» **WHAT IS REQUIRED**
Search the records below for the word "Document" and show every line where it occurs.

» **MATERIAL**
****************
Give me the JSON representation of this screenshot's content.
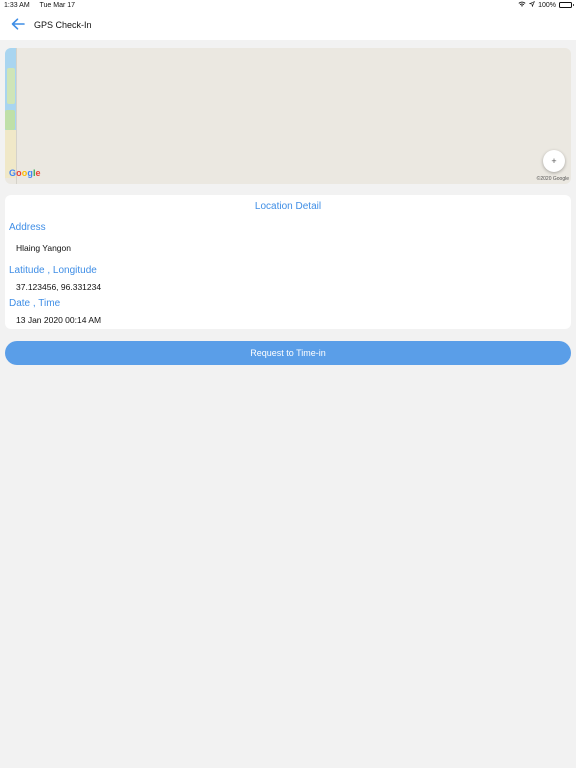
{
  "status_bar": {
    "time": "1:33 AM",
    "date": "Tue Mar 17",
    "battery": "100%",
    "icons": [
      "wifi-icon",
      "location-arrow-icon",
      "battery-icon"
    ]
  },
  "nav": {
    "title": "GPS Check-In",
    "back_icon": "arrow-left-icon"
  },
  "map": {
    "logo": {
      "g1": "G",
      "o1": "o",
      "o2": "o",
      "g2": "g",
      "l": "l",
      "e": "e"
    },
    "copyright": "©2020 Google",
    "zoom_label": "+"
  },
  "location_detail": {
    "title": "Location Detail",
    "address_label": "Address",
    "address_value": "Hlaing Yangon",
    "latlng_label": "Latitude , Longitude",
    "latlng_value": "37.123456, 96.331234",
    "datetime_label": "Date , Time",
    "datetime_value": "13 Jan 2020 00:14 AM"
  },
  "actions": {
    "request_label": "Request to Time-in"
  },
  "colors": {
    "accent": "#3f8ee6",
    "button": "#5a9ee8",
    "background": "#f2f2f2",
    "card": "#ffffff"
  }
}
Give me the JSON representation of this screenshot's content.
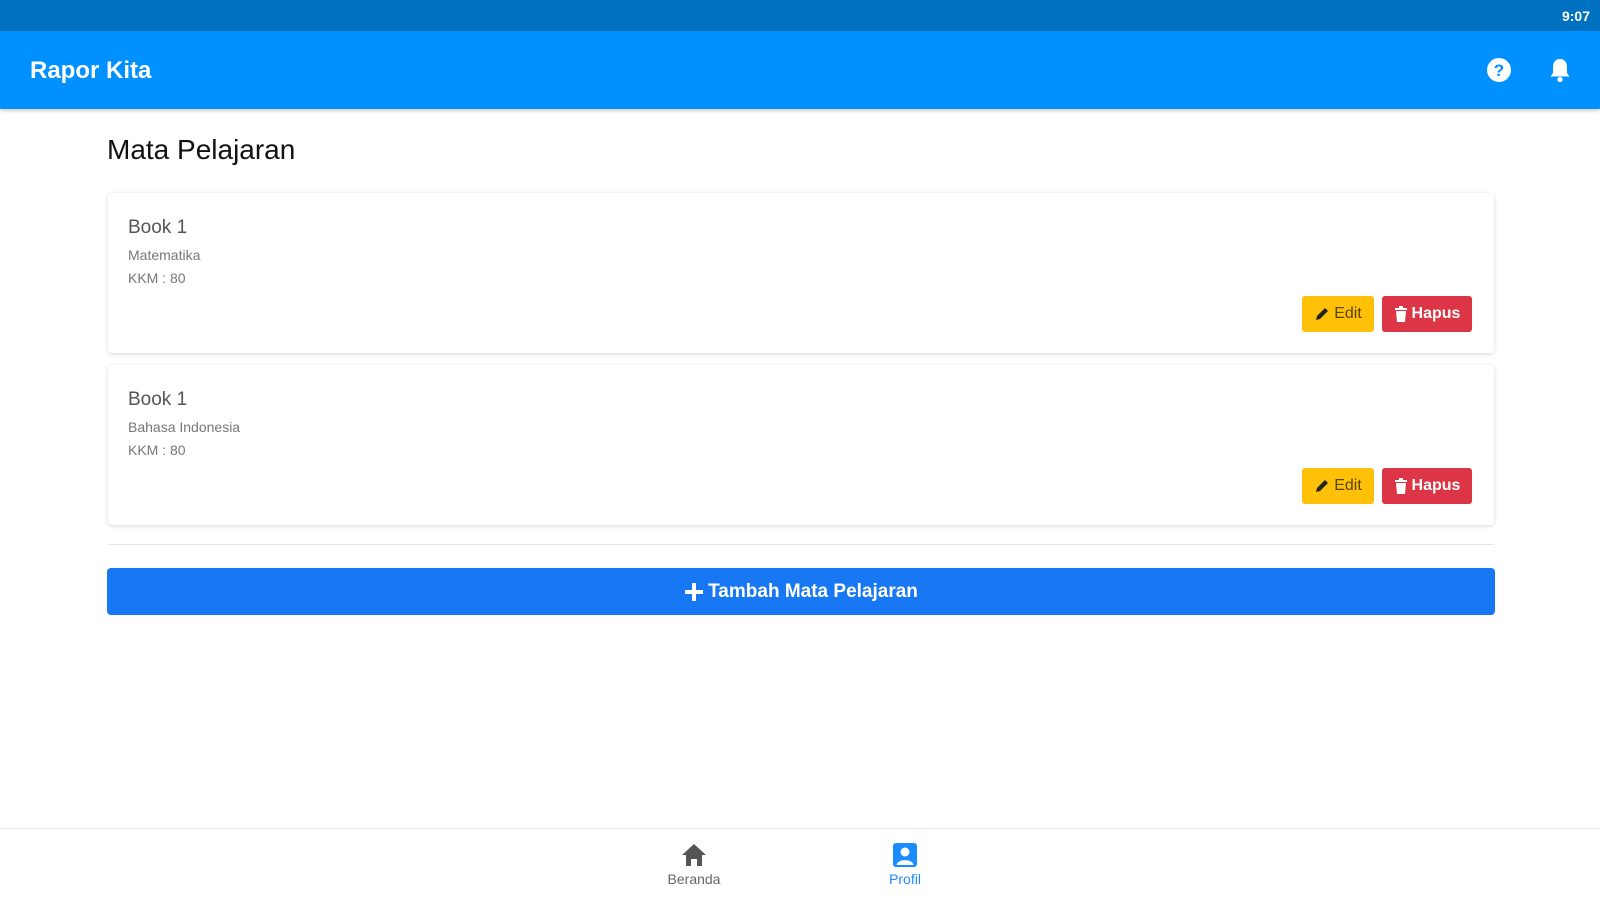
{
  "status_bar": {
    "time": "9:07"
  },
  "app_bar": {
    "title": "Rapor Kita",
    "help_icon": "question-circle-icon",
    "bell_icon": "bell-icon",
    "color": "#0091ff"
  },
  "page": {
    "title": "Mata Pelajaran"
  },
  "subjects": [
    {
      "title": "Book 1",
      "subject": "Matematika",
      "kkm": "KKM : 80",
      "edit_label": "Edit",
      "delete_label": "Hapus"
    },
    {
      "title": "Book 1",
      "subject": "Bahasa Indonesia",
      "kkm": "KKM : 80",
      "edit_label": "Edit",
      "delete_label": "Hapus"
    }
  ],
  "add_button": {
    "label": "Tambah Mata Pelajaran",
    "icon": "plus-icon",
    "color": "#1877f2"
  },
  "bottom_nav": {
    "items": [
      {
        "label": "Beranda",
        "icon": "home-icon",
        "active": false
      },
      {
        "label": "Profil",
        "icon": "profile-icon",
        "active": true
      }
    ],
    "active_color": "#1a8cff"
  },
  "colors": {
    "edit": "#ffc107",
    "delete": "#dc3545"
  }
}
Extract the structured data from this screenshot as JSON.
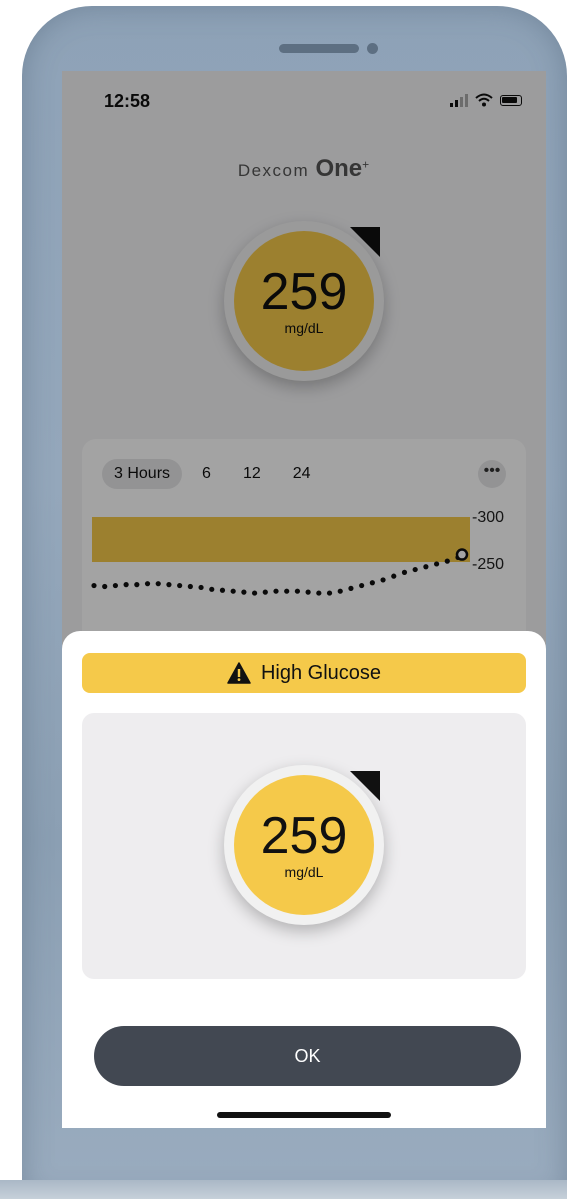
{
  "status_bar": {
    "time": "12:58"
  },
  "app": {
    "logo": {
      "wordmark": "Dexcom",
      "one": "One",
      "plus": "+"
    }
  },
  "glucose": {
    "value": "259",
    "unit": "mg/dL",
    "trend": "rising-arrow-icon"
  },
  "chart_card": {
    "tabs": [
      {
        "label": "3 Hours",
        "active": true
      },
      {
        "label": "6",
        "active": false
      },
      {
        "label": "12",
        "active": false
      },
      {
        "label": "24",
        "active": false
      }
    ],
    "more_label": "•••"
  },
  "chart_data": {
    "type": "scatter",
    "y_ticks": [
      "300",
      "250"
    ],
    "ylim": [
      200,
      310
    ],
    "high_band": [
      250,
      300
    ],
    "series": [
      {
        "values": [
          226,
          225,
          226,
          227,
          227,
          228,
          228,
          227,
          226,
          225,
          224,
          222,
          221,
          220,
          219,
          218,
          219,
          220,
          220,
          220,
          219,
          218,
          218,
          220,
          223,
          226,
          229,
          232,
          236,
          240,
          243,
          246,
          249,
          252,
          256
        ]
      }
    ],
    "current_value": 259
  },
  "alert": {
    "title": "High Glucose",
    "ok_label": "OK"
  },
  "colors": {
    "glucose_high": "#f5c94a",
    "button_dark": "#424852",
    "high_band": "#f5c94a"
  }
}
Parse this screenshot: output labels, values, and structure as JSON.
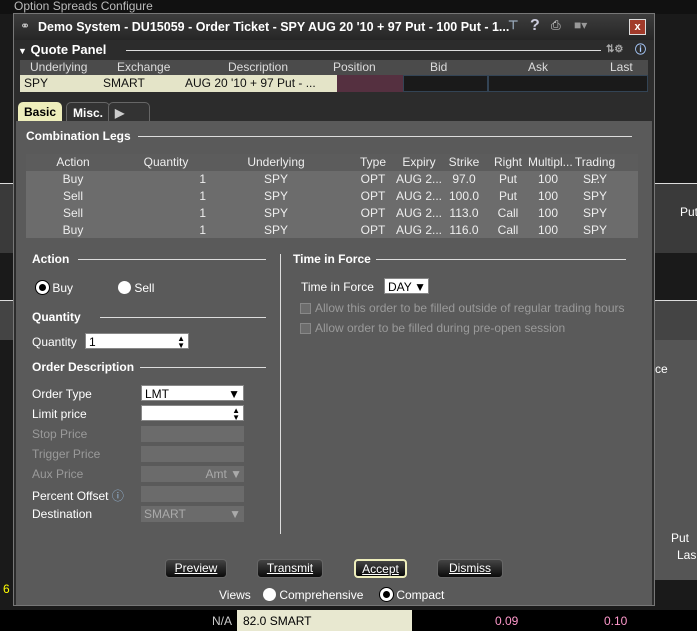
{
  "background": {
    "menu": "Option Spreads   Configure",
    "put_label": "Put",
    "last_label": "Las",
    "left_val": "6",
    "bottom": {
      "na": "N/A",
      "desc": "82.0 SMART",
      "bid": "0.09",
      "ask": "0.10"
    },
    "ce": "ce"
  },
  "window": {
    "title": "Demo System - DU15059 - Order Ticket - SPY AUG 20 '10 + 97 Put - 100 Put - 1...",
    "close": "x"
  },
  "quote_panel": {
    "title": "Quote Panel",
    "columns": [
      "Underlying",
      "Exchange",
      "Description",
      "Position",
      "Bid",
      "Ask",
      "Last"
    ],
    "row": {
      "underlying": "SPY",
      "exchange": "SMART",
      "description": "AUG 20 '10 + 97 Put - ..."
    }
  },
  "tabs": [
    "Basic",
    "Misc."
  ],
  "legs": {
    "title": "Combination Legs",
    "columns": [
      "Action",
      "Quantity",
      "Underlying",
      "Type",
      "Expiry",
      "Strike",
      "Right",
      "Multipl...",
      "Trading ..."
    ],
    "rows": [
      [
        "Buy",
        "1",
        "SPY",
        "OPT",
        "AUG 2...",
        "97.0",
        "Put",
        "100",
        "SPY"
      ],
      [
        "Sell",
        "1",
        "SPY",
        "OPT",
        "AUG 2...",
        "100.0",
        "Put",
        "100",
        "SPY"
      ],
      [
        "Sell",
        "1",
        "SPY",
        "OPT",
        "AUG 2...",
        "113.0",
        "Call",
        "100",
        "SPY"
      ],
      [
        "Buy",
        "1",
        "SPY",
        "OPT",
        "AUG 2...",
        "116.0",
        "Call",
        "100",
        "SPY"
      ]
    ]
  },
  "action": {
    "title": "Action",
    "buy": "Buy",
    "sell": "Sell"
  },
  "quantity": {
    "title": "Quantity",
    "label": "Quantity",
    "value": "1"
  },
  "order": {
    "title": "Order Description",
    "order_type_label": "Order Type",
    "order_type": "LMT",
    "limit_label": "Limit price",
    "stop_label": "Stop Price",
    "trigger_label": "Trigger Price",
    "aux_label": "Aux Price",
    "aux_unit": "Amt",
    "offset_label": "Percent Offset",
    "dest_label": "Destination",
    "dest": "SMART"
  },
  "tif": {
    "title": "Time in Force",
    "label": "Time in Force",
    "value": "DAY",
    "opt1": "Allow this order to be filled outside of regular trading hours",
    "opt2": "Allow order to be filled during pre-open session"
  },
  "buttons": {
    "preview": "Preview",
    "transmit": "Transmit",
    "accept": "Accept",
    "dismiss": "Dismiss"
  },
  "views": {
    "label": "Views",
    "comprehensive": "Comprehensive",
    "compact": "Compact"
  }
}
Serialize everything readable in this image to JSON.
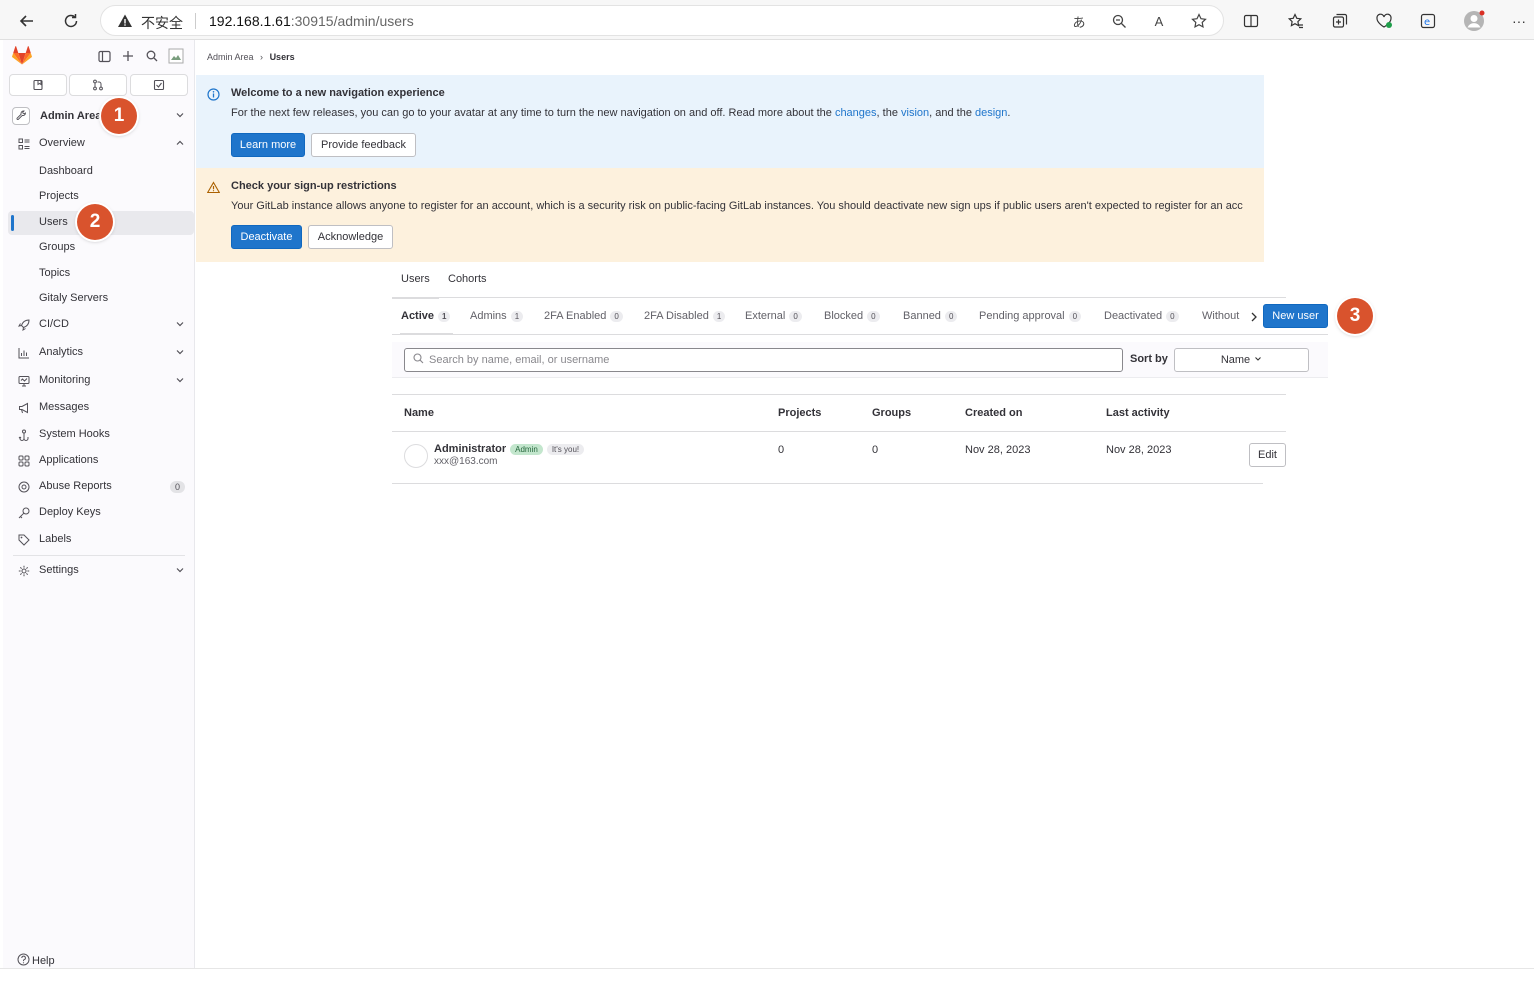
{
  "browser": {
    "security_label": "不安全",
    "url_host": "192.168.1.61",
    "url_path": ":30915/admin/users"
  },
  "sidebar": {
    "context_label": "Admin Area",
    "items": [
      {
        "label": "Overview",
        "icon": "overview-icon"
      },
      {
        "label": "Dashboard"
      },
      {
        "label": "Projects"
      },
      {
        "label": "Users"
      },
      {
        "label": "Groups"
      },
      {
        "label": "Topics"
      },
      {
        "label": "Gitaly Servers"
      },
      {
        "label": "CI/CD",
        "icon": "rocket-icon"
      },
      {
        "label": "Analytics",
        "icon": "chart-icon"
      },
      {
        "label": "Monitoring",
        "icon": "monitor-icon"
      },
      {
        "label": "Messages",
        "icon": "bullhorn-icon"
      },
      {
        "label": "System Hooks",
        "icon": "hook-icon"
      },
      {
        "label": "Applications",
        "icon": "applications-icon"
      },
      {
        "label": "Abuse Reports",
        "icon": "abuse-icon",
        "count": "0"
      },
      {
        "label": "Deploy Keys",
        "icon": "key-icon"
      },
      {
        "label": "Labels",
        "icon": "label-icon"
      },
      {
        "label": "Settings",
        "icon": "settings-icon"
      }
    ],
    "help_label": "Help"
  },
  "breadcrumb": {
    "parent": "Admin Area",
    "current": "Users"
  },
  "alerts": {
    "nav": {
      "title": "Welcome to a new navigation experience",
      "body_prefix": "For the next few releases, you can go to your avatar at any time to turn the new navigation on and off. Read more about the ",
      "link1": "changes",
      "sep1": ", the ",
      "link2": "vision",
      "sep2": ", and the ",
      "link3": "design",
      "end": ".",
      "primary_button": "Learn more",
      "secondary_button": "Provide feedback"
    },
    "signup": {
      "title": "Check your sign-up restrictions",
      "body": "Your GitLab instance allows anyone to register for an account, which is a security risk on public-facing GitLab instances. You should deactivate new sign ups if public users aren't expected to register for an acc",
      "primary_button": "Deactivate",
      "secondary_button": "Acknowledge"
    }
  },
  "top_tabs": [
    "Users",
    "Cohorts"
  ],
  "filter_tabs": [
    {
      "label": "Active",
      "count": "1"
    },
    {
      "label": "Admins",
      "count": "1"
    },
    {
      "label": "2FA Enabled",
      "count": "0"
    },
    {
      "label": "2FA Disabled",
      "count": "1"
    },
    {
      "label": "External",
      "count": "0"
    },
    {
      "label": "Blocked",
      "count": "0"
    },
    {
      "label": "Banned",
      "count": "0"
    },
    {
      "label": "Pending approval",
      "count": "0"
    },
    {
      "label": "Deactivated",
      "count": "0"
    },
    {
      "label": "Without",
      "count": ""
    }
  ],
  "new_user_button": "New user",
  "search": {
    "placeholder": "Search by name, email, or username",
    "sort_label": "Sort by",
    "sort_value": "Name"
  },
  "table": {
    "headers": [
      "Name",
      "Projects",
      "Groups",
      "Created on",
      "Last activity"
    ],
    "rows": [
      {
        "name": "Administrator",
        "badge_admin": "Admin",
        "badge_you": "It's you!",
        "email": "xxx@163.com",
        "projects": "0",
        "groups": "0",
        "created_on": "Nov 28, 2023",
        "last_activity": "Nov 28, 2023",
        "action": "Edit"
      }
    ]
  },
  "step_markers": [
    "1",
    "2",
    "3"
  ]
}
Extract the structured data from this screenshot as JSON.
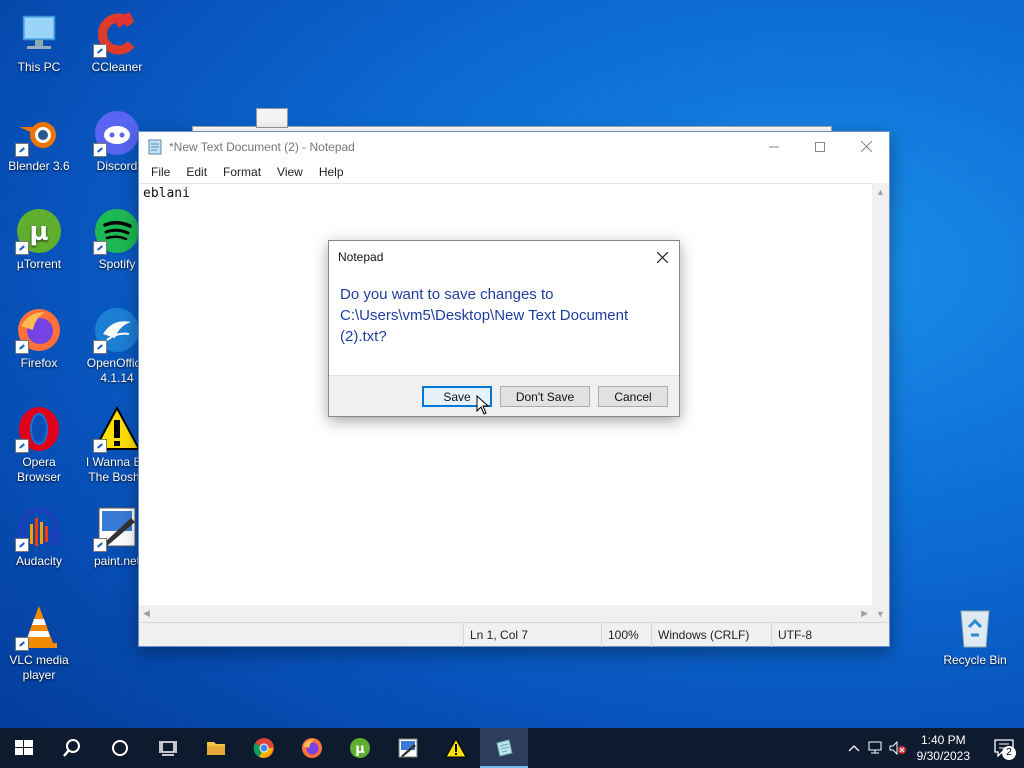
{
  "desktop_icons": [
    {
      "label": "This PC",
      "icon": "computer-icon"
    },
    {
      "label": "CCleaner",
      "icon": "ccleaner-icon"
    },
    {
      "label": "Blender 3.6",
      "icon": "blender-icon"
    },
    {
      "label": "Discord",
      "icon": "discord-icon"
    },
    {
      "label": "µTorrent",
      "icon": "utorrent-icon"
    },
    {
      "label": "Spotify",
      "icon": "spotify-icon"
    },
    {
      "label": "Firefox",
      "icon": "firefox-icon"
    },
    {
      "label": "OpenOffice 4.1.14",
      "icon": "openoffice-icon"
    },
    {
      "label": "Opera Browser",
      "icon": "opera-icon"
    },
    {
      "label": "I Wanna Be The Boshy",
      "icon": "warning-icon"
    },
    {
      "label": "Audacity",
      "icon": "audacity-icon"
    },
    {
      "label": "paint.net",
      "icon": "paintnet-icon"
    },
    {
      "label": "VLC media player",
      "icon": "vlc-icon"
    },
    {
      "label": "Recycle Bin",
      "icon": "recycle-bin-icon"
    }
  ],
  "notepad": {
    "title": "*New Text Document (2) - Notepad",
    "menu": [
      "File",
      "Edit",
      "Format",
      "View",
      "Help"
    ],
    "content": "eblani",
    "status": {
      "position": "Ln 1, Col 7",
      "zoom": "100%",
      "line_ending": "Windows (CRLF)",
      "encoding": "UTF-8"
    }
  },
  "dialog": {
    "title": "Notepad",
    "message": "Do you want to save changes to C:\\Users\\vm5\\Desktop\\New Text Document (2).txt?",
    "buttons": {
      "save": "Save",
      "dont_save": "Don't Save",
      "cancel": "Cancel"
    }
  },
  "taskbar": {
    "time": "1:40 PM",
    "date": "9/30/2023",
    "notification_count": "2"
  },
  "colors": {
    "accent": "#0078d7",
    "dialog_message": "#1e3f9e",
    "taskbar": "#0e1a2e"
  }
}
****************
» **RESULT**
    "title": "*New Text Document (2) - Notepad",
    "message": "Do you want to save changes to C:\\Users\\vm5\\Desktop\\New Text Document (2).txt?",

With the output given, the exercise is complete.